WORK REQUIRED:
Search the material below for the word "OpenStreetMap". Copy every line that has it.
--- start of RECORDS ---
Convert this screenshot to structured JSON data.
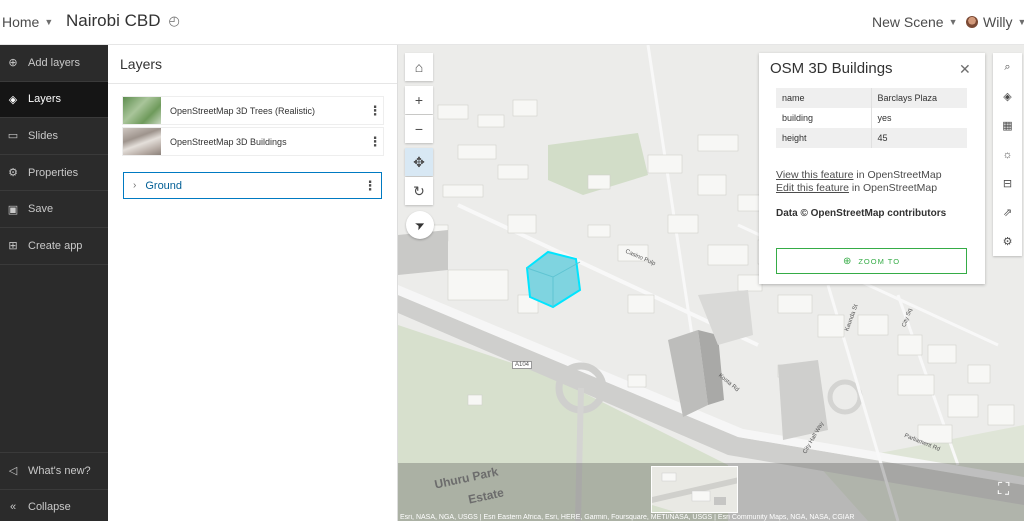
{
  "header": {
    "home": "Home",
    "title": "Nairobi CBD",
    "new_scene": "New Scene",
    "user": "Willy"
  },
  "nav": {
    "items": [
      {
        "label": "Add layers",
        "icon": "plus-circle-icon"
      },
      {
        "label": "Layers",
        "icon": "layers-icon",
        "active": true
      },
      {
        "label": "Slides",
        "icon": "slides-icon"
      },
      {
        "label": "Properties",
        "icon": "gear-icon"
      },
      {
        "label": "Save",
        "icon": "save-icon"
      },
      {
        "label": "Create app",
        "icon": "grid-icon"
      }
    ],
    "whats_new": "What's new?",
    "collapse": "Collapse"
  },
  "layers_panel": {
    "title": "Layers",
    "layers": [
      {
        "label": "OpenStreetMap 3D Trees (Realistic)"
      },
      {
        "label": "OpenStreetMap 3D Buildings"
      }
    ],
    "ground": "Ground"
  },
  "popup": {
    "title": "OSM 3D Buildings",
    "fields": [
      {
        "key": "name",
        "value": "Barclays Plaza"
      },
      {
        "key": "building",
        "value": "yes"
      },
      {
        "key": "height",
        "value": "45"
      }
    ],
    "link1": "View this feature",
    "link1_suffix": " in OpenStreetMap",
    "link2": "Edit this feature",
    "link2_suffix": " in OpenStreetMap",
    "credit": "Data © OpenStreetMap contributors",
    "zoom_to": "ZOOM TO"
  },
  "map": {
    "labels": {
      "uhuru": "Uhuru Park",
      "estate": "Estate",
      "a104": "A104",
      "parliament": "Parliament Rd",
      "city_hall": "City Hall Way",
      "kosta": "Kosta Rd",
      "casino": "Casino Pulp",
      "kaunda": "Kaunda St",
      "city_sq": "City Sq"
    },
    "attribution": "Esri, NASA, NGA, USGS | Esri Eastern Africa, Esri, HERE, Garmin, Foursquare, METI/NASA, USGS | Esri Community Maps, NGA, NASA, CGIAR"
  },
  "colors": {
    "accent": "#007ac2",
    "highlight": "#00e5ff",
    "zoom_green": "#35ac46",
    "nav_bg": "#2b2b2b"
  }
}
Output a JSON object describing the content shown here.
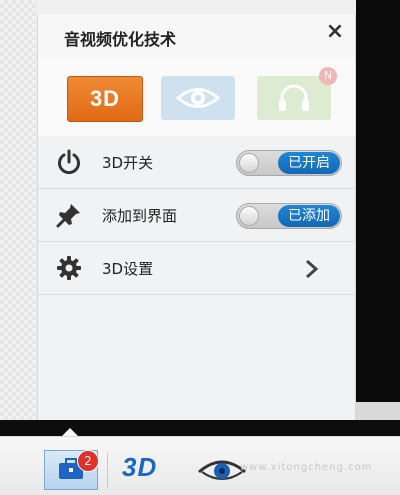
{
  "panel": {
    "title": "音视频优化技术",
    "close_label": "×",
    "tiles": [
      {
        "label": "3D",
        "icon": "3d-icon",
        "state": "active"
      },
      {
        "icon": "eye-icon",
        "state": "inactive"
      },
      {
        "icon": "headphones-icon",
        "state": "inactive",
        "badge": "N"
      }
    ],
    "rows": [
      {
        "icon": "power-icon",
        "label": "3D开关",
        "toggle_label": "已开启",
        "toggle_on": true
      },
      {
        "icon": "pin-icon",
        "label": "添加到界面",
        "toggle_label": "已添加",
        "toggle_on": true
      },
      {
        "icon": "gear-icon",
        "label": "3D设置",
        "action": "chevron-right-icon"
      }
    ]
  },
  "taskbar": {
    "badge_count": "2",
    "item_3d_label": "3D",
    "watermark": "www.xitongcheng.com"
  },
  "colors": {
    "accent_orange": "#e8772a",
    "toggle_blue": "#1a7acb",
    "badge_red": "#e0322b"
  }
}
--- end of RECORDS ---
ANSWER TO THIS TASK:
        "label": "OpenStreetMap 3D Trees (Realistic)"
        "label": "OpenStreetMap 3D Buildings"
    "link1_suffix": " in OpenStreetMap",
    "link2_suffix": " in OpenStreetMap",
    "credit": "Data © OpenStreetMap contributors",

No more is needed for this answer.